**Extracted information**.
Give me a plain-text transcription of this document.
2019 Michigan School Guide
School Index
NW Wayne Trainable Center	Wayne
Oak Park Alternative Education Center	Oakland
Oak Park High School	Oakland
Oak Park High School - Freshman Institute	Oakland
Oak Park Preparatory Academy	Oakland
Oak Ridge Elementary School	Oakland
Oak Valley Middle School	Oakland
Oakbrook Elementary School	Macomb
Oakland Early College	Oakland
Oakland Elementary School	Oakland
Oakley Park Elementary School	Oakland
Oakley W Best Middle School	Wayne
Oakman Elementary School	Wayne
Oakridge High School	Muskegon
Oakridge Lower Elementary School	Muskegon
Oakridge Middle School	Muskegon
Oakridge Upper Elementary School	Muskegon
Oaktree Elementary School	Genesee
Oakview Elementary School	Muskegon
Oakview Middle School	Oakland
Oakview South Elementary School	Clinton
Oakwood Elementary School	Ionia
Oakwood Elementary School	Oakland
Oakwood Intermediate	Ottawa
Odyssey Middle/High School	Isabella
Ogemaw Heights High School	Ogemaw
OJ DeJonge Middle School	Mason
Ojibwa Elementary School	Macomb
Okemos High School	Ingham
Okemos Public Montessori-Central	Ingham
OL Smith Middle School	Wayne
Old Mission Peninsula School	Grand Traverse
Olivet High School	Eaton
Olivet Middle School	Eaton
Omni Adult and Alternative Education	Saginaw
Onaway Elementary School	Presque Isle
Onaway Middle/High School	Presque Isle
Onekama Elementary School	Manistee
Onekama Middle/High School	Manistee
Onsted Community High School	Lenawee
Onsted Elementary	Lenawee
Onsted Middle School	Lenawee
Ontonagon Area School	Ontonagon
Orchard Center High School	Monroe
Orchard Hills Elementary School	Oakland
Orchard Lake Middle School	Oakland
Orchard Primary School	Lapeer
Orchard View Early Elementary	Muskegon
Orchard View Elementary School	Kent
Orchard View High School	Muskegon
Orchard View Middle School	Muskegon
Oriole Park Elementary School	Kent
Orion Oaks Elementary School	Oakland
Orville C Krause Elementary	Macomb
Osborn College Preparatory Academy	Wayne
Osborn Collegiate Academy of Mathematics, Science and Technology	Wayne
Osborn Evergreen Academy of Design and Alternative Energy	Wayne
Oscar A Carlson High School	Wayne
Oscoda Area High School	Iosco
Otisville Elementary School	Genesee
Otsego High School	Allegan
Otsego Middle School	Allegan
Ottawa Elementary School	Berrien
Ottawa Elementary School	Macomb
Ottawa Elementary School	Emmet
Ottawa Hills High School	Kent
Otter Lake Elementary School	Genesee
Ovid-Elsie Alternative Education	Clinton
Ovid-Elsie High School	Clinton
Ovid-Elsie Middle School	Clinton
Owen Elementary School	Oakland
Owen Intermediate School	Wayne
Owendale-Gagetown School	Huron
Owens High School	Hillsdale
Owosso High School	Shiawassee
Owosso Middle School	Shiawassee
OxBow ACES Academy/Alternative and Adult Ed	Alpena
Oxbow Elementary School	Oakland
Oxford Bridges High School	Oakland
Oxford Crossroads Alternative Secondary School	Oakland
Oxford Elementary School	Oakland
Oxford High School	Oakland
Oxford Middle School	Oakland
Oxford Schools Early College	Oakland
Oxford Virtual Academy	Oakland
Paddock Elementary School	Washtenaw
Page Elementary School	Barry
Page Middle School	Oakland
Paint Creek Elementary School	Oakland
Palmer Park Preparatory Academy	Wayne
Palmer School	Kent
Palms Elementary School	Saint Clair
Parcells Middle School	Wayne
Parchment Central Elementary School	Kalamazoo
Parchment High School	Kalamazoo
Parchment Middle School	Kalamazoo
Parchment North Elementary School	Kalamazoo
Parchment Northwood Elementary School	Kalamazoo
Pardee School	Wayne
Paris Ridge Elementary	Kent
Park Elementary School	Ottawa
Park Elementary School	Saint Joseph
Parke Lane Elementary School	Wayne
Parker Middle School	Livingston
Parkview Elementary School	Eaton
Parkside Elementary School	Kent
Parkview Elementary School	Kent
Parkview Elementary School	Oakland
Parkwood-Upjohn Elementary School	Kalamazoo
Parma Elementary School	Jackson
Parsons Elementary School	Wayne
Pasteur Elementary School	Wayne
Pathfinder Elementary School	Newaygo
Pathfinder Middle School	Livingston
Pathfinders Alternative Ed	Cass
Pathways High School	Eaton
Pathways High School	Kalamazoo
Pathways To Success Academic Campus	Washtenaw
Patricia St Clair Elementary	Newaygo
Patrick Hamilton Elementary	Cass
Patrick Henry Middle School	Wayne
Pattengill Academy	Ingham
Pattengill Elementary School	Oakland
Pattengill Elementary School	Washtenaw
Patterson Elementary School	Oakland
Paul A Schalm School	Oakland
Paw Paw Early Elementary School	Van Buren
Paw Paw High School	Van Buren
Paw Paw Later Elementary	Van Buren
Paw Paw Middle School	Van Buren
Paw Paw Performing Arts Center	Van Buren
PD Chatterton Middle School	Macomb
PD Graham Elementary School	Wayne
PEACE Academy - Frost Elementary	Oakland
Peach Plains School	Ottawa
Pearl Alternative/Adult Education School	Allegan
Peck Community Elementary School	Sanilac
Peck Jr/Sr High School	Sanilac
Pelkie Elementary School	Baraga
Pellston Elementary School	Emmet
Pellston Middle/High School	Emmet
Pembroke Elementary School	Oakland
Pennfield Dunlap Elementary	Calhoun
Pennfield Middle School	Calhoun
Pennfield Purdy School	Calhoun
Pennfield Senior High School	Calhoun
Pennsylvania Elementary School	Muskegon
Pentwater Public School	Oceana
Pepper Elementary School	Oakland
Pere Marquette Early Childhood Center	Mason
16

**Exercise details**. Check each line above for the string "Adult" and copy the ones that have it.

**Reply to the task**.
Omni Adult and Alternative Education	Saginaw
OxBow ACES Academy/Alternative and Adult Ed	Alpena
Pearl Alternative/Adult Education School	Allegan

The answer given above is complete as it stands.